Extract all lines containing "clases".

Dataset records
============================================================
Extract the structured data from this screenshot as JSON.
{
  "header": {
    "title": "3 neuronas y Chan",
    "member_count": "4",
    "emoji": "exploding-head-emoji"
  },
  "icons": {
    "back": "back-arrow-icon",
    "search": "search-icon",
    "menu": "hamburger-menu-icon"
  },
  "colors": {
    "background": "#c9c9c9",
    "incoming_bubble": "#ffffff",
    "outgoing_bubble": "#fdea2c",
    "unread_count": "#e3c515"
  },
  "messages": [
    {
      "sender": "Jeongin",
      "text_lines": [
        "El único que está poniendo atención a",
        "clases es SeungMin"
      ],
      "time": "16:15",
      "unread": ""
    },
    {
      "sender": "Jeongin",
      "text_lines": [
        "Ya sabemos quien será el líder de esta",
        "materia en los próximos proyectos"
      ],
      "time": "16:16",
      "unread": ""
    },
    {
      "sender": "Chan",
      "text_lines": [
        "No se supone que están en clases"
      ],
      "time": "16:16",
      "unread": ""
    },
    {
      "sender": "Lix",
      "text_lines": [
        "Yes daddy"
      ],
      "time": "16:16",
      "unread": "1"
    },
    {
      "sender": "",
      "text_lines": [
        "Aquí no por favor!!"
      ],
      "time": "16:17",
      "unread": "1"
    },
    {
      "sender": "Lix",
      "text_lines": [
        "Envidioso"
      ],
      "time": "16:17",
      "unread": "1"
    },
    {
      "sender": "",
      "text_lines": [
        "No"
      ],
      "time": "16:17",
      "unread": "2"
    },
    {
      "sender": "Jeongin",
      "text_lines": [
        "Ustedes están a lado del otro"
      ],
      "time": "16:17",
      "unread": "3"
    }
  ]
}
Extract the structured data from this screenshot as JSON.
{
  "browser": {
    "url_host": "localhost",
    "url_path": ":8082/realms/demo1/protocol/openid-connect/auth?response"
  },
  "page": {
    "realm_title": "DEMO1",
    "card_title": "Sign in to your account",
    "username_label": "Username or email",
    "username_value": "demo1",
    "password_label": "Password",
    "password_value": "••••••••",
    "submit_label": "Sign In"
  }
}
============================================================
_Result_
        "clases es SeungMin"
        "No se supone que están en clases"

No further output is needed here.